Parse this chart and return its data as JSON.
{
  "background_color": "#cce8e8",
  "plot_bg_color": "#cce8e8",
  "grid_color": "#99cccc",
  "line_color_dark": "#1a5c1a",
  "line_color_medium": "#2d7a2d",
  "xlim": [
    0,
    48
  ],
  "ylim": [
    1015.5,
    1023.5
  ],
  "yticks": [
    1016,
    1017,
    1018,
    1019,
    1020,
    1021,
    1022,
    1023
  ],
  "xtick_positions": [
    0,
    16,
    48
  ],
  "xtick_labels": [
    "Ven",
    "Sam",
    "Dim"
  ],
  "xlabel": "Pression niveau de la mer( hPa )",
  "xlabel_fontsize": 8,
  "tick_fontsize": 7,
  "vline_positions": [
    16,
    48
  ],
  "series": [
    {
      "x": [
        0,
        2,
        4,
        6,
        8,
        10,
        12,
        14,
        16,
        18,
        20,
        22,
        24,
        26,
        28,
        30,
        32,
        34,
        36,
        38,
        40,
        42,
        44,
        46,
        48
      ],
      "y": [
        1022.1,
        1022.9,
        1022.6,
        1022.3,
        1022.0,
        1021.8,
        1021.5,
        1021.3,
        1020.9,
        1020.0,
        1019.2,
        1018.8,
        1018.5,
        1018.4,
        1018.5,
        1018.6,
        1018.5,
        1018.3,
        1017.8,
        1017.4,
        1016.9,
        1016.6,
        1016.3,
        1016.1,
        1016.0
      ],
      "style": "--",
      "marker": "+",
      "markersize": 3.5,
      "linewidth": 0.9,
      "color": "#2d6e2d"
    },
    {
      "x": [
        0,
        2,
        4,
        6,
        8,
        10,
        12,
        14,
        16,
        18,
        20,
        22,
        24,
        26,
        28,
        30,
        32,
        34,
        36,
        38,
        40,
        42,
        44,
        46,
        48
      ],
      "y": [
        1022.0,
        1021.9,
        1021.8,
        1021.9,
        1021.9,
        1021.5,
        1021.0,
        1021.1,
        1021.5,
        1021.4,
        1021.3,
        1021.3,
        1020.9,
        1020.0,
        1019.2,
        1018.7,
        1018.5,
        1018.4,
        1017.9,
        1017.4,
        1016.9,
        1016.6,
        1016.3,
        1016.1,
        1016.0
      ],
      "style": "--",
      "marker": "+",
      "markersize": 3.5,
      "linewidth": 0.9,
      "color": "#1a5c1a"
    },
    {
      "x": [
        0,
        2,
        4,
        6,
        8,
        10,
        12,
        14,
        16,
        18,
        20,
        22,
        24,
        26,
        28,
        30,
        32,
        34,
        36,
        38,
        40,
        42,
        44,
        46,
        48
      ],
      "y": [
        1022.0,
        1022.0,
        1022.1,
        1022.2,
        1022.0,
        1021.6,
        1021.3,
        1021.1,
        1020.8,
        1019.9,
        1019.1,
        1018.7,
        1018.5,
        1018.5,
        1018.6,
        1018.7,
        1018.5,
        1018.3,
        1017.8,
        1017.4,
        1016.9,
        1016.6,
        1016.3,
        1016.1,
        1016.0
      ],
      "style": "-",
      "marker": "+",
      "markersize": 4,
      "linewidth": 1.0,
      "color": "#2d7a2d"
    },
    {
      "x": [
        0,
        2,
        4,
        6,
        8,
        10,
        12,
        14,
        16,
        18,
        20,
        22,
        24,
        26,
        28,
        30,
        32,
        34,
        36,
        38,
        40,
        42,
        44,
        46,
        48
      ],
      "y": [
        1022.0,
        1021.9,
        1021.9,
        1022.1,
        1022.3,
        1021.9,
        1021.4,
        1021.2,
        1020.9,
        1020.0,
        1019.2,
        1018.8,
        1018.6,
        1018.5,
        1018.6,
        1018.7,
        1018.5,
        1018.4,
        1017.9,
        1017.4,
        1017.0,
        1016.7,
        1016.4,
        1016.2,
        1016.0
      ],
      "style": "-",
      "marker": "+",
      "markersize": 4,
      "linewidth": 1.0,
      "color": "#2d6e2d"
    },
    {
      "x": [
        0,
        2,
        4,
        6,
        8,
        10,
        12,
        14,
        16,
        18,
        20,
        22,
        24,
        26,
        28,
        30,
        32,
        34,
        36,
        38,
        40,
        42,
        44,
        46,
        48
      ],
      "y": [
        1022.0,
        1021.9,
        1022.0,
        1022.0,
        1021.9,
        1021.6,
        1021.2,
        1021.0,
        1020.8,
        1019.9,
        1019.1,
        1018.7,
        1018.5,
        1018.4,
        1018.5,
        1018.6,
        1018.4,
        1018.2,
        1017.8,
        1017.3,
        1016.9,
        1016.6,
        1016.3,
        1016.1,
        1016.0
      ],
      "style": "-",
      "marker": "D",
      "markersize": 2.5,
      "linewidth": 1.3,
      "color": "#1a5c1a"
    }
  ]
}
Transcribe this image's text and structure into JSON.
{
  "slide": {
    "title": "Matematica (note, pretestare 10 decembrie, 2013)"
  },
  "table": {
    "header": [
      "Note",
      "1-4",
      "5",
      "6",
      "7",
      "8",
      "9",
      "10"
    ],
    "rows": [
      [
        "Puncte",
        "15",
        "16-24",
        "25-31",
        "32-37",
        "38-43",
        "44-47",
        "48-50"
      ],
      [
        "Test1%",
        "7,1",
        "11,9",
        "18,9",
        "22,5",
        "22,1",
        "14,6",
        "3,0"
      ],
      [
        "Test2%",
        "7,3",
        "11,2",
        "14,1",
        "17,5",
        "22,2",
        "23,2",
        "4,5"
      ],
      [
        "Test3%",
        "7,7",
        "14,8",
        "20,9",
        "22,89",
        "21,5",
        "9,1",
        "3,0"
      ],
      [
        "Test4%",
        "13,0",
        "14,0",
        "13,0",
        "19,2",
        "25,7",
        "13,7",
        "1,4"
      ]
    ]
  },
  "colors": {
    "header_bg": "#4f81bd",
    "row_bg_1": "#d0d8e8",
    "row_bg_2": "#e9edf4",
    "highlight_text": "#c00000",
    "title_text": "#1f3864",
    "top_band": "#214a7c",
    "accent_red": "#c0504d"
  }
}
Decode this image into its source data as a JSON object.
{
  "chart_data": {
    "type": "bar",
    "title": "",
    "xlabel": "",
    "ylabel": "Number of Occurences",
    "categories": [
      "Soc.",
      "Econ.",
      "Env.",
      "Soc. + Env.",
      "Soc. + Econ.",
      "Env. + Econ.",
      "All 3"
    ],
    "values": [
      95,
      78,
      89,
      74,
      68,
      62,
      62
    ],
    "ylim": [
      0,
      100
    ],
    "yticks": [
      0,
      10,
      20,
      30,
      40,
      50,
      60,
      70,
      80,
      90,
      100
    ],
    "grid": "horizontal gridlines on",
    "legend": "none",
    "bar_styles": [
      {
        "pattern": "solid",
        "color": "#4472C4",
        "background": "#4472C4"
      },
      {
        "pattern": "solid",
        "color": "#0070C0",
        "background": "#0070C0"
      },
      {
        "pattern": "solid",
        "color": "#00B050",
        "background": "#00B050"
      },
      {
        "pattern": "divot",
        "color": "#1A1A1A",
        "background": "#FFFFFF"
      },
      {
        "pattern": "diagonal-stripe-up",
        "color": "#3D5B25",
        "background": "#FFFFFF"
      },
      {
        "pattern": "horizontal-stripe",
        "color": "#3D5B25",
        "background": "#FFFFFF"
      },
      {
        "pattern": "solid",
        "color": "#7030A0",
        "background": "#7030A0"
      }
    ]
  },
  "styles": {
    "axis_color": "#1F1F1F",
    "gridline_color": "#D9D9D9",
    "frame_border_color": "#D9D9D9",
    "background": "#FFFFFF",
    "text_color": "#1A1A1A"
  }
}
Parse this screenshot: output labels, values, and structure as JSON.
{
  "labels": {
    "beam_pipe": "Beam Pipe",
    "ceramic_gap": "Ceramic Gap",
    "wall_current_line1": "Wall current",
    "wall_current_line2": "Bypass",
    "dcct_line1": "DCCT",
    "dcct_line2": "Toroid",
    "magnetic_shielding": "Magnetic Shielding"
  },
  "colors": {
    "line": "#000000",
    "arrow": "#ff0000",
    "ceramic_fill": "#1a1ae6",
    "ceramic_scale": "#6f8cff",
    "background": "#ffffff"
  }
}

* * * * *

→ **Given request**
The answer consists only of the lines from the one containing "Parse this screenshot: output" to the end of the records, each written out exactly.

→ **The answer**
Parse this screenshot: output labels, values, and structure as JSON.
{
  "labels": {
    "beam_pipe": "Beam Pipe",
    "ceramic_gap": "Ceramic Gap",
    "wall_current_line1": "Wall current",
    "wall_current_line2": "Bypass",
    "dcct_line1": "DCCT",
    "dcct_line2": "Toroid",
    "magnetic_shielding": "Magnetic Shielding"
  },
  "colors": {
    "line": "#000000",
    "arrow": "#ff0000",
    "ceramic_fill": "#1a1ae6",
    "ceramic_scale": "#6f8cff",
    "background": "#ffffff"
  }
}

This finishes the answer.